-- Data for this exercise start --

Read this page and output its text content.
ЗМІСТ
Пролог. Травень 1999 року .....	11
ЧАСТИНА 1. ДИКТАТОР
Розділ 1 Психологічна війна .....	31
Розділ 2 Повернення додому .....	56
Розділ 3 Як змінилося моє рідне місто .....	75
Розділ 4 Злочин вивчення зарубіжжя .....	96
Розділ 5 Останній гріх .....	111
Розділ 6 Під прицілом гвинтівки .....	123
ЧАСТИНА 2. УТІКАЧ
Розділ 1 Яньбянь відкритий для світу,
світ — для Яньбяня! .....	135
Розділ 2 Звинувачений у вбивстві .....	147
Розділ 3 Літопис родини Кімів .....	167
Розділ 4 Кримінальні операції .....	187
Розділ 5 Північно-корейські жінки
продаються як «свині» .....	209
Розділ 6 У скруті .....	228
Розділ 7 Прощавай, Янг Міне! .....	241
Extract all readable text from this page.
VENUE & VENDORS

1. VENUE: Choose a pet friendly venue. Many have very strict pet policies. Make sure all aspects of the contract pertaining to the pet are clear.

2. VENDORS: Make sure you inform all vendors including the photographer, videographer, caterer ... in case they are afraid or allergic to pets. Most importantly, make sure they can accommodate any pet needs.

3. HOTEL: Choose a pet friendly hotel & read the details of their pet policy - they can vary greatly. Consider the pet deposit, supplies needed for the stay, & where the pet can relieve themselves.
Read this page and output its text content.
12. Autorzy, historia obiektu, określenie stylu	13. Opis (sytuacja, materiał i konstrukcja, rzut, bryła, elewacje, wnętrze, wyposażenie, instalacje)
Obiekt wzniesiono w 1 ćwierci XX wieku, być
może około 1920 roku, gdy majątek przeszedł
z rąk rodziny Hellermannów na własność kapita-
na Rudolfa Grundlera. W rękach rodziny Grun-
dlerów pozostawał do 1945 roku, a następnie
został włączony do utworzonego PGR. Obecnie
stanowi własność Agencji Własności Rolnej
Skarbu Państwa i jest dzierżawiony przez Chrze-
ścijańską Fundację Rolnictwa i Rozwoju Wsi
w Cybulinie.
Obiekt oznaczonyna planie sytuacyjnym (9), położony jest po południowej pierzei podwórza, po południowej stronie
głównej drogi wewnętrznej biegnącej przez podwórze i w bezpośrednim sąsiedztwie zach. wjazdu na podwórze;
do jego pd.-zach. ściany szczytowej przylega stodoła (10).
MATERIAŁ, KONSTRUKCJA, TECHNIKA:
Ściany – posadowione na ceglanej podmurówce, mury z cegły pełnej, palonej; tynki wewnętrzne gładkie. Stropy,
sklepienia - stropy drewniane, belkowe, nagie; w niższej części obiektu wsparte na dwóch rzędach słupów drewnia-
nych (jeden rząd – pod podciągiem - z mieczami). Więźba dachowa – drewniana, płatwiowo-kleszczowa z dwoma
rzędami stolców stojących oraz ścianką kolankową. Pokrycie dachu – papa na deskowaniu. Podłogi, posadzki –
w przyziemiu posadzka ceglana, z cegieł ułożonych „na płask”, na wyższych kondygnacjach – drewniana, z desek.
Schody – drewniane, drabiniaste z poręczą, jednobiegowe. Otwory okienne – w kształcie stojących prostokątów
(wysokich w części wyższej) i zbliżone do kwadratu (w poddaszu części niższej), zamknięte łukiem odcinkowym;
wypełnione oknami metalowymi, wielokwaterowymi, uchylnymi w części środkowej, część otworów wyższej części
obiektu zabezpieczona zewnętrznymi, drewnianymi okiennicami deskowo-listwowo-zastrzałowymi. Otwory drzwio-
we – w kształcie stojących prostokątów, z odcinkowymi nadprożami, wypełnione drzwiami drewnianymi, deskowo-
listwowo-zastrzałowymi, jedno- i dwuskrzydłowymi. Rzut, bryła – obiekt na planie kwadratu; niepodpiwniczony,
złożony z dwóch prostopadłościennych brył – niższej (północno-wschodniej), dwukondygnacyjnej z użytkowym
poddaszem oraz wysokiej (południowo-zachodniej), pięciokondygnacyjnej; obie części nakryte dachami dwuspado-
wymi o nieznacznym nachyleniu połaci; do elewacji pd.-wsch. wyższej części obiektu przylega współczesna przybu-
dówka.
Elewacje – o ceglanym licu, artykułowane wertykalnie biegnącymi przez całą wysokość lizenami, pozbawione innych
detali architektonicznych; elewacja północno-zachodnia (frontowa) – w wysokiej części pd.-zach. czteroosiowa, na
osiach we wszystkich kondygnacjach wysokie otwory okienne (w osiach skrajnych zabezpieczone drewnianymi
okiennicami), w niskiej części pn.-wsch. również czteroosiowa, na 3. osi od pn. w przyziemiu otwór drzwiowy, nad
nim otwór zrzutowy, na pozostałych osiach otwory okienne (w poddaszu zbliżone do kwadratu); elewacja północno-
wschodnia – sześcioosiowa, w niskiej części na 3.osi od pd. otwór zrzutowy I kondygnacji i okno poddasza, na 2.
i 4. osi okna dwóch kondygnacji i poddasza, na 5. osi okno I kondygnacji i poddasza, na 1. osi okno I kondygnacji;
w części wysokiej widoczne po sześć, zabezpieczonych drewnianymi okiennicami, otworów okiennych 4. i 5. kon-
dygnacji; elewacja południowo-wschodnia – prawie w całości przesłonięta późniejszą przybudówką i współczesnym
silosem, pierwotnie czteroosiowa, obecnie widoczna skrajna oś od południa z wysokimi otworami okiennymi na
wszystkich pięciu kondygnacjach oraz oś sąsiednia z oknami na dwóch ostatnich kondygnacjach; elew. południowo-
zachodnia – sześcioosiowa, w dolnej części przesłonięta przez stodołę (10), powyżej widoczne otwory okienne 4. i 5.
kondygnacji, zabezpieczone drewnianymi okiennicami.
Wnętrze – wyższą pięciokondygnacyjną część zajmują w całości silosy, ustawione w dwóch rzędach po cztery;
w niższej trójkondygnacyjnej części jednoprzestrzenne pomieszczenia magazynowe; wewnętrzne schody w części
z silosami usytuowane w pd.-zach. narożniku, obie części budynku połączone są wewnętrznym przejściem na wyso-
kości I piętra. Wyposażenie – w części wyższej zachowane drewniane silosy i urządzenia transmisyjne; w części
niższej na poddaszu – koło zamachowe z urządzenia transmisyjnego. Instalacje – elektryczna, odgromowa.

-- Data for this exercise end --

- **Job**: Return all of the entries exactly as written.

- **Response to the exercise**:
Read this page and output its text content.
ЗМІСТ
Пролог. Травень 1999 року .....	11
ЧАСТИНА 1. ДИКТАТОР
Розділ 1 Психологічна війна .....	31
Розділ 2 Повернення додому .....	56
Розділ 3 Як змінилося моє рідне місто .....	75
Розділ 4 Злочин вивчення зарубіжжя .....	96
Розділ 5 Останній гріх .....	111
Розділ 6 Під прицілом гвинтівки .....	123
ЧАСТИНА 2. УТІКАЧ
Розділ 1 Яньбянь відкритий для світу,
світ — для Яньбяня! .....	135
Розділ 2 Звинувачений у вбивстві .....	147
Розділ 3 Літопис родини Кімів .....	167
Розділ 4 Кримінальні операції .....	187
Розділ 5 Північно-корейські жінки
продаються як «свині» .....	209
Розділ 6 У скруті .....	228
Розділ 7 Прощавай, Янг Міне! .....	241
Extract all readable text from this page.
VENUE & VENDORS

1. VENUE: Choose a pet friendly venue. Many have very strict pet policies. Make sure all aspects of the contract pertaining to the pet are clear.

2. VENDORS: Make sure you inform all vendors including the photographer, videographer, caterer ... in case they are afraid or allergic to pets. Most importantly, make sure they can accommodate any pet needs.

3. HOTEL: Choose a pet friendly hotel & read the details of their pet policy - they can vary greatly. Consider the pet deposit, supplies needed for the stay, & where the pet can relieve themselves.
Read this page and output its text content.
12. Autorzy, historia obiektu, określenie stylu	13. Opis (sytuacja, materiał i konstrukcja, rzut, bryła, elewacje, wnętrze, wyposażenie, instalacje)
Obiekt wzniesiono w 1 ćwierci XX wieku, być
może około 1920 roku, gdy majątek przeszedł
z rąk rodziny Hellermannów na własność kapita-
na Rudolfa Grundlera. W rękach rodziny Grun-
dlerów pozostawał do 1945 roku, a następnie
został włączony do utworzonego PGR. Obecnie
stanowi własność Agencji Własności Rolnej
Skarbu Państwa i jest dzierżawiony przez Chrze-
ścijańską Fundację Rolnictwa i Rozwoju Wsi
w Cybulinie.
Obiekt oznaczonyna planie sytuacyjnym (9), położony jest po południowej pierzei podwórza, po południowej stronie
głównej drogi wewnętrznej biegnącej przez podwórze i w bezpośrednim sąsiedztwie zach. wjazdu na podwórze;
do jego pd.-zach. ściany szczytowej przylega stodoła (10).
MATERIAŁ, KONSTRUKCJA, TECHNIKA:
Ściany – posadowione na ceglanej podmurówce, mury z cegły pełnej, palonej; tynki wewnętrzne gładkie. Stropy,
sklepienia - stropy drewniane, belkowe, nagie; w niższej części obiektu wsparte na dwóch rzędach słupów drewnia-
nych (jeden rząd – pod podciągiem - z mieczami). Więźba dachowa – drewniana, płatwiowo-kleszczowa z dwoma
rzędami stolców stojących oraz ścianką kolankową. Pokrycie dachu – papa na deskowaniu. Podłogi, posadzki –
w przyziemiu posadzka ceglana, z cegieł ułożonych „na płask”, na wyższych kondygnacjach – drewniana, z desek.
Schody – drewniane, drabiniaste z poręczą, jednobiegowe. Otwory okienne – w kształcie stojących prostokątów
(wysokich w części wyższej) i zbliżone do kwadratu (w poddaszu części niższej), zamknięte łukiem odcinkowym;
wypełnione oknami metalowymi, wielokwaterowymi, uchylnymi w części środkowej, część otworów wyższej części
obiektu zabezpieczona zewnętrznymi, drewnianymi okiennicami deskowo-listwowo-zastrzałowymi. Otwory drzwio-
we – w kształcie stojących prostokątów, z odcinkowymi nadprożami, wypełnione drzwiami drewnianymi, deskowo-
listwowo-zastrzałowymi, jedno- i dwuskrzydłowymi. Rzut, bryła – obiekt na planie kwadratu; niepodpiwniczony,
złożony z dwóch prostopadłościennych brył – niższej (północno-wschodniej), dwukondygnacyjnej z użytkowym
poddaszem oraz wysokiej (południowo-zachodniej), pięciokondygnacyjnej; obie części nakryte dachami dwuspado-
wymi o nieznacznym nachyleniu połaci; do elewacji pd.-wsch. wyższej części obiektu przylega współczesna przybu-
dówka.
Elewacje – o ceglanym licu, artykułowane wertykalnie biegnącymi przez całą wysokość lizenami, pozbawione innych
detali architektonicznych; elewacja północno-zachodnia (frontowa) – w wysokiej części pd.-zach. czteroosiowa, na
osiach we wszystkich kondygnacjach wysokie otwory okienne (w osiach skrajnych zabezpieczone drewnianymi
okiennicami), w niskiej części pn.-wsch. również czteroosiowa, na 3. osi od pn. w przyziemiu otwór drzwiowy, nad
nim otwór zrzutowy, na pozostałych osiach otwory okienne (w poddaszu zbliżone do kwadratu); elewacja północno-
wschodnia – sześcioosiowa, w niskiej części na 3.osi od pd. otwór zrzutowy I kondygnacji i okno poddasza, na 2.
i 4. osi okna dwóch kondygnacji i poddasza, na 5. osi okno I kondygnacji i poddasza, na 1. osi okno I kondygnacji;
w części wysokiej widoczne po sześć, zabezpieczonych drewnianymi okiennicami, otworów okiennych 4. i 5. kon-
dygnacji; elewacja południowo-wschodnia – prawie w całości przesłonięta późniejszą przybudówką i współczesnym
silosem, pierwotnie czteroosiowa, obecnie widoczna skrajna oś od południa z wysokimi otworami okiennymi na
wszystkich pięciu kondygnacjach oraz oś sąsiednia z oknami na dwóch ostatnich kondygnacjach; elew. południowo-
zachodnia – sześcioosiowa, w dolnej części przesłonięta przez stodołę (10), powyżej widoczne otwory okienne 4. i 5.
kondygnacji, zabezpieczone drewnianymi okiennicami.
Wnętrze – wyższą pięciokondygnacyjną część zajmują w całości silosy, ustawione w dwóch rzędach po cztery;
w niższej trójkondygnacyjnej części jednoprzestrzenne pomieszczenia magazynowe; wewnętrzne schody w części
z silosami usytuowane w pd.-zach. narożniku, obie części budynku połączone są wewnętrznym przejściem na wyso-
kości I piętra. Wyposażenie – w części wyższej zachowane drewniane silosy i urządzenia transmisyjne; w części
niższej na poddaszu – koło zamachowe z urządzenia transmisyjnego. Instalacje – elektryczna, odgromowa.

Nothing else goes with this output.